## Begin Information supplied

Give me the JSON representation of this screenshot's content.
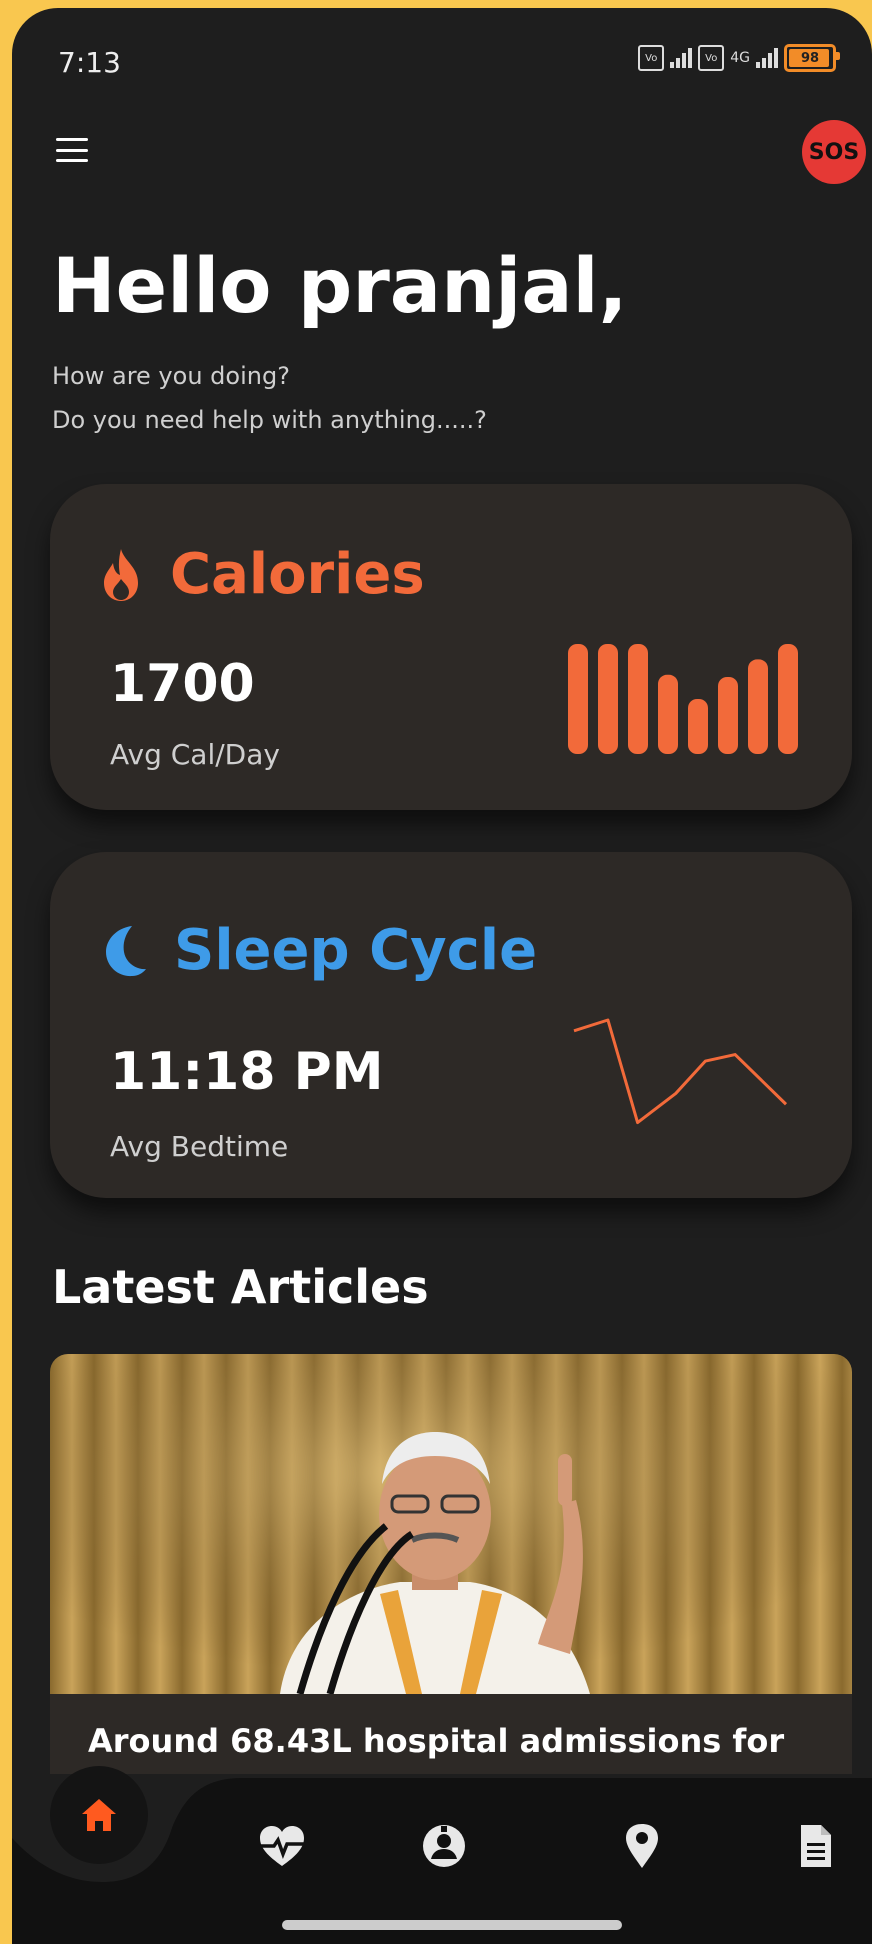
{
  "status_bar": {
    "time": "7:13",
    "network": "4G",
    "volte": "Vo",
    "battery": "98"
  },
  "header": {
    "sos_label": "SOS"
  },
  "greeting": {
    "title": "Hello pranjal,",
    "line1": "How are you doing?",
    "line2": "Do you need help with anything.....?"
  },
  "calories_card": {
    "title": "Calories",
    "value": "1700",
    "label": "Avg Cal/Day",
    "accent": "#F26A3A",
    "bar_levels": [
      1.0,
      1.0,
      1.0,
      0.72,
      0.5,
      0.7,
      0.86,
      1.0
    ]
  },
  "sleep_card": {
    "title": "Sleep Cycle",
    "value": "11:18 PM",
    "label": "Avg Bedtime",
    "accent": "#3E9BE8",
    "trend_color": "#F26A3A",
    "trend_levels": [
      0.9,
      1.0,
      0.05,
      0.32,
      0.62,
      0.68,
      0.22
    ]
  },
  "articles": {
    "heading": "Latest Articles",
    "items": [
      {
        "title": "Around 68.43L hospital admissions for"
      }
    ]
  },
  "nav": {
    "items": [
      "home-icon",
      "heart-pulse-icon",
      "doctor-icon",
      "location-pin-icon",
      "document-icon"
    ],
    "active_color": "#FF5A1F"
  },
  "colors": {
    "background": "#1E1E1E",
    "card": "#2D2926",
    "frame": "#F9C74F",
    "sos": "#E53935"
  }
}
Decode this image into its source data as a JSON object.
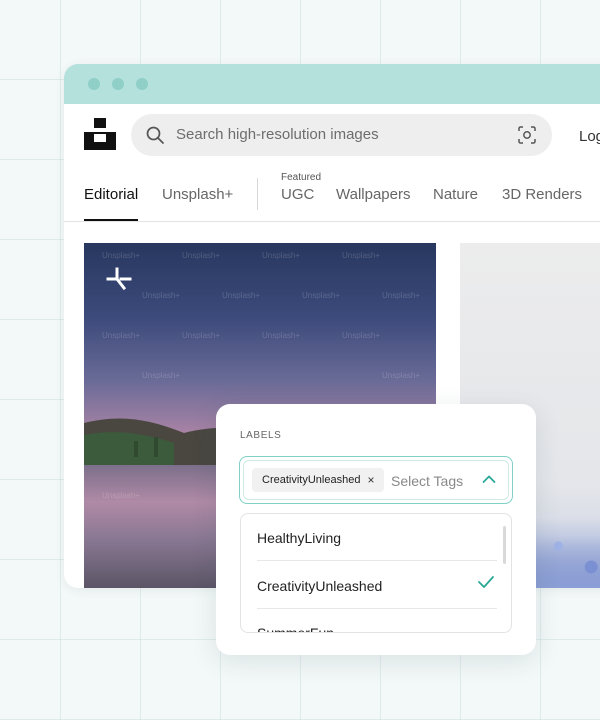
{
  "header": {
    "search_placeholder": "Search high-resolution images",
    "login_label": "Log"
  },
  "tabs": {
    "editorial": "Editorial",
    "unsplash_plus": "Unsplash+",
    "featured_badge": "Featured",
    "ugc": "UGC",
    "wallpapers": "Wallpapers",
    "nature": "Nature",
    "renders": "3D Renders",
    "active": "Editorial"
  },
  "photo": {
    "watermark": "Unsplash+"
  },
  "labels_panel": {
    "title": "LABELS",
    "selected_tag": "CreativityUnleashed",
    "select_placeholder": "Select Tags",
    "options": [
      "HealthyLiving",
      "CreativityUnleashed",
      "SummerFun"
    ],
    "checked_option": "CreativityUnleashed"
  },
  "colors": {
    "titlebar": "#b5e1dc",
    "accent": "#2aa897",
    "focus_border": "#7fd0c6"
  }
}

## End Information supplied

**What is needed**
Reproduce word for word the lines running from the line with "Decode this image" through the end of the data, both included, and nothing else; leave out the pictures.

**Full output**
Decode this image into its source data as a JSON object.
{
  "header": {
    "search_placeholder": "Search high-resolution images",
    "login_label": "Log"
  },
  "tabs": {
    "editorial": "Editorial",
    "unsplash_plus": "Unsplash+",
    "featured_badge": "Featured",
    "ugc": "UGC",
    "wallpapers": "Wallpapers",
    "nature": "Nature",
    "renders": "3D Renders",
    "active": "Editorial"
  },
  "photo": {
    "watermark": "Unsplash+"
  },
  "labels_panel": {
    "title": "LABELS",
    "selected_tag": "CreativityUnleashed",
    "select_placeholder": "Select Tags",
    "options": [
      "HealthyLiving",
      "CreativityUnleashed",
      "SummerFun"
    ],
    "checked_option": "CreativityUnleashed"
  },
  "colors": {
    "titlebar": "#b5e1dc",
    "accent": "#2aa897",
    "focus_border": "#7fd0c6"
  }
}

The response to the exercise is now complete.